# Betta + Puffy Fish?



## 01chaingangsoldier (Aug 17, 2009)

Does anyone know if I could put the two together without fighting? I have like a descent tank size


----------



## Shawtee (Jun 2, 2009)

Hey therere when u say Puffy what sort of puffy do you mean? a dwarf puffer or an acutal puffer fish?
I have a dwarf puffer fish but i added my betta after my puffer fish had hit puberty (aprrently all DP's hit puberty :S and this is when they can get very agressive, and bitey.)
I only havea 30 litre tank mand my beta and puffer fish arent fighting at all, everything is ship shape x


----------



## fishyinpa (Dec 25, 2008)

Puffers are best solitary. Unless its a really big tank with lots of plants. They will get aggressive and attack other fish. Only be a matter of time before it goes after your betta,then no more betta. Best to give a puffer its own tank and a betta its own as well. Its iffy with bettas and tankmates,some may be okay with it,some not.


----------



## Shawtee (Jun 2, 2009)

My betta and DP have co existed Peacefully for over 2 months now, i believe that my Dwarf puffer "went through puberty" before i introduced my betta x


----------



## fishyinpa (Dec 25, 2008)

Hmm...well hopefully itll stay that way. But i recommend a quite large tank to do put them together.


----------



## Shawtee (Jun 2, 2009)

i cant affford to upgrade just yet, im looking at getting my Bf a tank though, found dads old heater but i know my bf would prefer the fightingg fish, hadnds down hes that kinda bloke... but i was planning to go with him to pick out his own x


----------



## fishyinpa (Dec 25, 2008)

Okay.


----------



## Shawtee (Jun 2, 2009)

yeah i wouldnt suggest it though if u were gunna put it together put it in a large tank, im lucky that both mine seem to have "peaceful personalities" its the tetras that are agressive x


----------



## Shawtee (Jun 2, 2009)

Picture is crap but just to show, in the same tank co - existing =
http://photos-c.ak.fbcdn.net/hphoto...1205883832452_1389341979_591122_7793952_n.jpg


----------



## crowntail lover (Apr 25, 2009)

NO!! Puffers need to be alone, or with their own kind!! They will fight, and possibly kill your betta..


----------



## Shawtee (Jun 2, 2009)

NOOOO lol mate he's been in my community tank since spring, he does not attack anything he did so for the first week and now he has stopped, he has been living with my betta for 2 months, and they havent fought!
Each puffer needs his own 3 gallons of space in the tank, my puffer has this and hiding holes... he is fine and happy.


----------



## crowntail lover (Apr 25, 2009)

ohhh...haha!! well that sounds like a NICE puffer!! Trust me! I found out the hard way!


----------



## ScentedLove (Aug 13, 2009)

Lol puffers crack me up ;]


----------



## Shawtee (Jun 2, 2009)

yeah, he had his agressive stage before i got my betta, plus i planned to keep my betta in a vase but then he was loosing his colour, temprature, u get the idea! so i plopped him there temporarily and it was good because he went and flared at all the other fish and he gets left alone, bar my female tetra!

*I still wouldnt recommend attemtping it, or at least purchase your puffer and have him for 2-3 moths before introducing your siameese, then again dont let your puffer be the only one in the tank, cuz it will be harder if you introduce tank mates after as it will be "his territory".


----------

····················

◆ **Goal 1**
According to the forum thread, how large is Shawtee's tank?
The forum thread and the entries come from unrelated sources.

····················

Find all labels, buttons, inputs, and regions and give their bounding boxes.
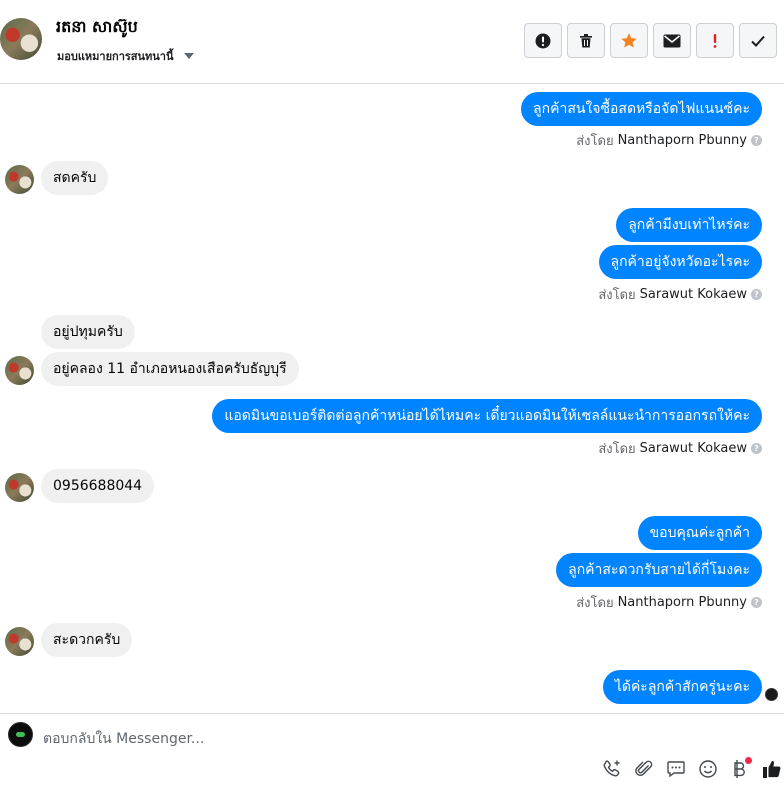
help-icon[interactable]: ? (751, 135, 762, 146)
header-actions (524, 23, 777, 58)
payment-button[interactable] (729, 757, 752, 780)
emoji-icon (699, 760, 717, 778)
emoji-button[interactable] (697, 758, 719, 780)
message-incoming[interactable]: อยู่คลอง 11 อำเภอหนองเสือครับธัญบุรี (41, 352, 299, 386)
message-outgoing[interactable]: ลูกค้ามีงบเท่าไหร่คะ (616, 208, 762, 242)
conversation-header: រតនា សាស៊ូប มอบแหมายการสนทนานี้ (0, 0, 784, 84)
paperclip-icon (635, 760, 653, 777)
like-button[interactable] (761, 758, 783, 780)
sent-by-label: ส่งโดย Sarawut Kokaew ? (598, 284, 762, 305)
message-incoming[interactable]: อยู่ปทุมครับ (41, 315, 135, 349)
exclamation-icon (713, 33, 717, 48)
mark-done-button[interactable] (739, 23, 777, 58)
assign-conversation-dropdown[interactable]: มอบแหมายการสนทนานี้ (57, 47, 194, 65)
page-avatar (8, 722, 33, 747)
check-icon (751, 35, 765, 47)
message-incoming[interactable]: สะดวกครับ (41, 623, 133, 657)
mail-icon (663, 34, 681, 47)
message-outgoing[interactable]: แอดมินขอเบอร์ติดต่อลูกค้าหน่อยได้ไหมคะ เ… (212, 399, 762, 433)
reply-input[interactable]: ตอบกลับใน Messenger... (43, 728, 204, 750)
help-icon[interactable]: ? (751, 597, 762, 608)
message-incoming[interactable]: 0956688044 (41, 469, 155, 503)
like-icon (763, 760, 781, 778)
notification-dot (745, 757, 752, 764)
sent-by-name: Nanthaporn Pbunny (617, 133, 747, 148)
message-outgoing[interactable]: ขอบคุณค่ะลูกค้า (637, 516, 762, 550)
sent-by-label: ส่งโดย Sarawut Kokaew ? (598, 438, 762, 459)
sent-by-label: ส่งโดย Nanthaporn Pbunny ? (576, 592, 762, 613)
delete-button[interactable] (567, 23, 605, 58)
reply-composer: ตอบกลับใน Messenger... (0, 713, 784, 789)
attach-button[interactable] (633, 758, 655, 780)
sent-by-name: Nanthaporn Pbunny (617, 595, 747, 610)
message-outgoing[interactable]: ลูกค้าอยู่จังหวัดอะไรคะ (598, 245, 762, 279)
sender-avatar[interactable] (5, 356, 34, 385)
sent-by-prefix: ส่งโดย (598, 288, 636, 303)
sent-by-name: Sarawut Kokaew (639, 287, 747, 302)
alert-circle-icon (535, 33, 551, 48)
mark-unread-button[interactable] (653, 23, 691, 58)
contact-name[interactable]: រតនា សាស៊ូប (56, 16, 138, 40)
seen-indicator-avatar (765, 688, 778, 701)
message-thread[interactable]: ลูกค้าสนใจซื้อสดหรือจัดไฟแนนซ์คะ ส่งโดย … (0, 85, 784, 713)
message-outgoing[interactable]: ลูกค้าสะดวกรับสายได้กี่โมงคะ (556, 553, 762, 587)
assign-label: มอบแหมายการสนทนานี้ (57, 50, 174, 63)
help-icon[interactable]: ? (751, 289, 762, 300)
trash-icon (580, 33, 592, 47)
spam-button[interactable] (696, 23, 734, 58)
help-icon[interactable]: ? (751, 443, 762, 454)
phone-add-icon (603, 760, 620, 777)
composer-toolbar (601, 757, 783, 780)
message-outgoing[interactable]: ลูกค้าสนใจซื้อสดหรือจัดไฟแนนซ์คะ (521, 92, 762, 126)
sender-avatar[interactable] (5, 165, 34, 194)
chevron-down-icon (183, 53, 194, 59)
sender-avatar[interactable] (5, 627, 34, 656)
sender-avatar[interactable] (5, 473, 34, 502)
message-outgoing[interactable]: ได้ค่ะลูกค้าสักครู่นะคะ (602, 670, 762, 704)
saved-replies-button[interactable] (665, 758, 687, 780)
sent-by-prefix: ส่งโดย (598, 442, 636, 457)
sent-by-prefix: ส่งโดย (576, 134, 614, 149)
message-incoming[interactable]: สดครับ (41, 161, 109, 195)
sent-by-prefix: ส่งโดย (576, 596, 614, 611)
alert-button[interactable] (524, 23, 562, 58)
call-button[interactable] (601, 758, 623, 780)
star-button[interactable] (610, 23, 648, 58)
contact-avatar[interactable] (0, 18, 42, 60)
chat-icon (667, 761, 685, 778)
star-icon (621, 32, 637, 48)
sent-by-name: Sarawut Kokaew (639, 441, 747, 456)
sent-by-label: ส่งโดย Nanthaporn Pbunny ? (576, 130, 762, 151)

····················

◆ **Goal 2**
Count the lines in the entries that contain the string "star". Reply with the number only.

◆ **Written answer 1**
30 liters.

◆ **Written answer 2**
2